▶ ENTRIES SHOWN
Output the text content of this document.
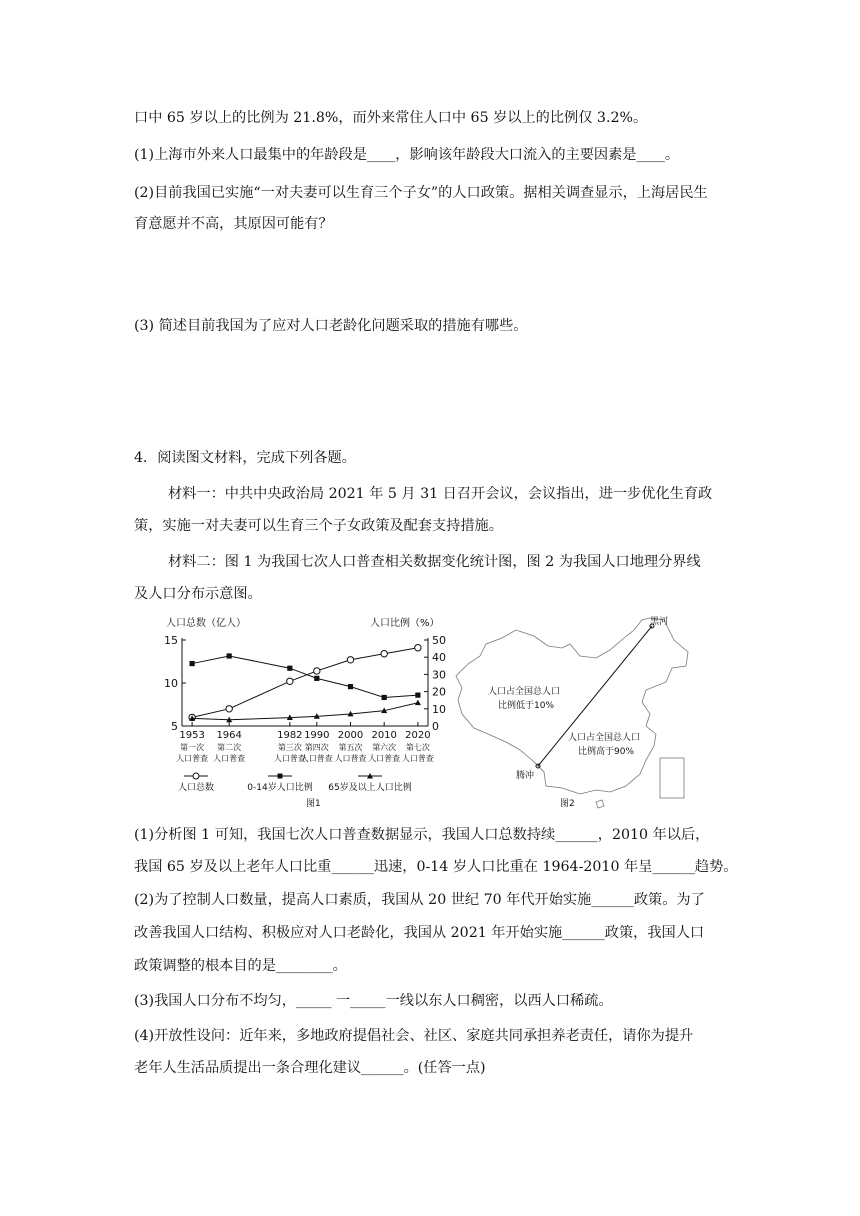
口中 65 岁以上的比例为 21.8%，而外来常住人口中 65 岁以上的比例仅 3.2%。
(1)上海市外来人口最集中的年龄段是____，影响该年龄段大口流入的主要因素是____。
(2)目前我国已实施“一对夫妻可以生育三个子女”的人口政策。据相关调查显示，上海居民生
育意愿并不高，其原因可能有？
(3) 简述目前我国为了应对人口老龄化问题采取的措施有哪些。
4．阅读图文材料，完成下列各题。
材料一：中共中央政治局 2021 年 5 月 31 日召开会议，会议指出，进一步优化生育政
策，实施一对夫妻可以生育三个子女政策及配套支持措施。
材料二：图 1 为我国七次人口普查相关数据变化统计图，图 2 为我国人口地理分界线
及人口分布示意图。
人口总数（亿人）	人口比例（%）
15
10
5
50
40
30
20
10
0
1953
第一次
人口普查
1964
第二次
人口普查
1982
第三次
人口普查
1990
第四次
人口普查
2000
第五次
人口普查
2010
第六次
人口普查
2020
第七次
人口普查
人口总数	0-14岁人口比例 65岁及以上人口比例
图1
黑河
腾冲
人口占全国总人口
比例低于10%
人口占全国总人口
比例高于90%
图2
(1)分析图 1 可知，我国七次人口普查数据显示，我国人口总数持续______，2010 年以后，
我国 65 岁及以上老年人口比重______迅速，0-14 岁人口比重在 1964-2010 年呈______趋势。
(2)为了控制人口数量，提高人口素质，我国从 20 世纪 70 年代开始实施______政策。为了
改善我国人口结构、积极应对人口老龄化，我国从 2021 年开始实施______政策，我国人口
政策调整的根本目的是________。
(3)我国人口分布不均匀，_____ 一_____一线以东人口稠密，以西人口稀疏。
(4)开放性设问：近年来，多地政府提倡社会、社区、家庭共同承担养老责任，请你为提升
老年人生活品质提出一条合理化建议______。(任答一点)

▶ OBJECTIVE
Give the material again exactly as it is, but keep the pictures out.

▶ EXERCISE RESPONSE
Output the text content of this document.
口中 65 岁以上的比例为 21.8%，而外来常住人口中 65 岁以上的比例仅 3.2%。
(1)上海市外来人口最集中的年龄段是____，影响该年龄段大口流入的主要因素是____。
(2)目前我国已实施“一对夫妻可以生育三个子女”的人口政策。据相关调查显示，上海居民生
育意愿并不高，其原因可能有？
(3) 简述目前我国为了应对人口老龄化问题采取的措施有哪些。
4．阅读图文材料，完成下列各题。
材料一：中共中央政治局 2021 年 5 月 31 日召开会议，会议指出，进一步优化生育政
策，实施一对夫妻可以生育三个子女政策及配套支持措施。
材料二：图 1 为我国七次人口普查相关数据变化统计图，图 2 为我国人口地理分界线
及人口分布示意图。
人口总数（亿人）	人口比例（%）
15
10
5
50
40
30
20
10
0
1953
第一次
人口普查
1964
第二次
人口普查
1982
第三次
人口普查
1990
第四次
人口普查
2000
第五次
人口普查
2010
第六次
人口普查
2020
第七次
人口普查
人口总数	0-14岁人口比例 65岁及以上人口比例
图1
黑河
腾冲
人口占全国总人口
比例低于10%
人口占全国总人口
比例高于90%
图2
(1)分析图 1 可知，我国七次人口普查数据显示，我国人口总数持续______，2010 年以后，
我国 65 岁及以上老年人口比重______迅速，0-14 岁人口比重在 1964-2010 年呈______趋势。
(2)为了控制人口数量，提高人口素质，我国从 20 世纪 70 年代开始实施______政策。为了
改善我国人口结构、积极应对人口老龄化，我国从 2021 年开始实施______政策，我国人口
政策调整的根本目的是________。
(3)我国人口分布不均匀，_____ 一_____一线以东人口稠密，以西人口稀疏。
(4)开放性设问：近年来，多地政府提倡社会、社区、家庭共同承担养老责任，请你为提升
老年人生活品质提出一条合理化建议______。(任答一点)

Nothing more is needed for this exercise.